- Material provided:
--------------------
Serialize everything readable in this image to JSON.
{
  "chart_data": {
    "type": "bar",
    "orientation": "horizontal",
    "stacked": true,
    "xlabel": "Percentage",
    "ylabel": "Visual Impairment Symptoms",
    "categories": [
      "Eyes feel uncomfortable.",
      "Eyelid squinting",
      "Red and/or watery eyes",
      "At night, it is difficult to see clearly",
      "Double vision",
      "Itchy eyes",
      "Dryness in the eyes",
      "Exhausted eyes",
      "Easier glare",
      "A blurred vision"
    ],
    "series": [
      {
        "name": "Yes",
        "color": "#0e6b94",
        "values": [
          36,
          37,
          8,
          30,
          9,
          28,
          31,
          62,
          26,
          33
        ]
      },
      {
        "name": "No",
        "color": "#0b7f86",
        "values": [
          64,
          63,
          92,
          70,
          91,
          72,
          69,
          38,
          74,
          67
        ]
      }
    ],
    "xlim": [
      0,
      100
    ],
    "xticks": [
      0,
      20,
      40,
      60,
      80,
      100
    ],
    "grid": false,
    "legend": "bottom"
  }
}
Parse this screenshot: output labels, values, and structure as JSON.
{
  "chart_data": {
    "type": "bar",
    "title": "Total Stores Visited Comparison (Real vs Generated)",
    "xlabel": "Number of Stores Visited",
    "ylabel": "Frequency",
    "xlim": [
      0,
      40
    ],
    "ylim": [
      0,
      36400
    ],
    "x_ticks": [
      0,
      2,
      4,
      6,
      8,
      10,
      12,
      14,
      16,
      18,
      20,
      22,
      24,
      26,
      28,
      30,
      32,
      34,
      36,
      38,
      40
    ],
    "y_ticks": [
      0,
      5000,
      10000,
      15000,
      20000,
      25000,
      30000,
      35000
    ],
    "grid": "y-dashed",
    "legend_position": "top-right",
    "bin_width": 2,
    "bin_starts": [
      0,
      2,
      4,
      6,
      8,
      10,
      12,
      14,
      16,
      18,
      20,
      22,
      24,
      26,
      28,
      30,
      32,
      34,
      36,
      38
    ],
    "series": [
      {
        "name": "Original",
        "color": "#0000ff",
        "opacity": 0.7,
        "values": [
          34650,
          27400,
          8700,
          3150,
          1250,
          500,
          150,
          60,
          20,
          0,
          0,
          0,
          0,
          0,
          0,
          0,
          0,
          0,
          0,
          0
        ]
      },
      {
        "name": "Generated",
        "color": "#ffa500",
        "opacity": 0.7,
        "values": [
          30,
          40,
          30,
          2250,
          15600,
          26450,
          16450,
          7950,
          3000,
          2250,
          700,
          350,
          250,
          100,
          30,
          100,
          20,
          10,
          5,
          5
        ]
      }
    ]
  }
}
--------------------
Reproduce the material above without altering a single character.

Serialize everything readable in this image to JSON.
{
  "chart_data": {
    "type": "bar",
    "orientation": "horizontal",
    "stacked": true,
    "xlabel": "Percentage",
    "ylabel": "Visual Impairment Symptoms",
    "categories": [
      "Eyes feel uncomfortable.",
      "Eyelid squinting",
      "Red and/or watery eyes",
      "At night, it is difficult to see clearly",
      "Double vision",
      "Itchy eyes",
      "Dryness in the eyes",
      "Exhausted eyes",
      "Easier glare",
      "A blurred vision"
    ],
    "series": [
      {
        "name": "Yes",
        "color": "#0e6b94",
        "values": [
          36,
          37,
          8,
          30,
          9,
          28,
          31,
          62,
          26,
          33
        ]
      },
      {
        "name": "No",
        "color": "#0b7f86",
        "values": [
          64,
          63,
          92,
          70,
          91,
          72,
          69,
          38,
          74,
          67
        ]
      }
    ],
    "xlim": [
      0,
      100
    ],
    "xticks": [
      0,
      20,
      40,
      60,
      80,
      100
    ],
    "grid": false,
    "legend": "bottom"
  }
}
Parse this screenshot: output labels, values, and structure as JSON.
{
  "chart_data": {
    "type": "bar",
    "title": "Total Stores Visited Comparison (Real vs Generated)",
    "xlabel": "Number of Stores Visited",
    "ylabel": "Frequency",
    "xlim": [
      0,
      40
    ],
    "ylim": [
      0,
      36400
    ],
    "x_ticks": [
      0,
      2,
      4,
      6,
      8,
      10,
      12,
      14,
      16,
      18,
      20,
      22,
      24,
      26,
      28,
      30,
      32,
      34,
      36,
      38,
      40
    ],
    "y_ticks": [
      0,
      5000,
      10000,
      15000,
      20000,
      25000,
      30000,
      35000
    ],
    "grid": "y-dashed",
    "legend_position": "top-right",
    "bin_width": 2,
    "bin_starts": [
      0,
      2,
      4,
      6,
      8,
      10,
      12,
      14,
      16,
      18,
      20,
      22,
      24,
      26,
      28,
      30,
      32,
      34,
      36,
      38
    ],
    "series": [
      {
        "name": "Original",
        "color": "#0000ff",
        "opacity": 0.7,
        "values": [
          34650,
          27400,
          8700,
          3150,
          1250,
          500,
          150,
          60,
          20,
          0,
          0,
          0,
          0,
          0,
          0,
          0,
          0,
          0,
          0,
          0
        ]
      },
      {
        "name": "Generated",
        "color": "#ffa500",
        "opacity": 0.7,
        "values": [
          30,
          40,
          30,
          2250,
          15600,
          26450,
          16450,
          7950,
          3000,
          2250,
          700,
          350,
          250,
          100,
          30,
          100,
          20,
          10,
          5,
          5
        ]
      }
    ]
  }
}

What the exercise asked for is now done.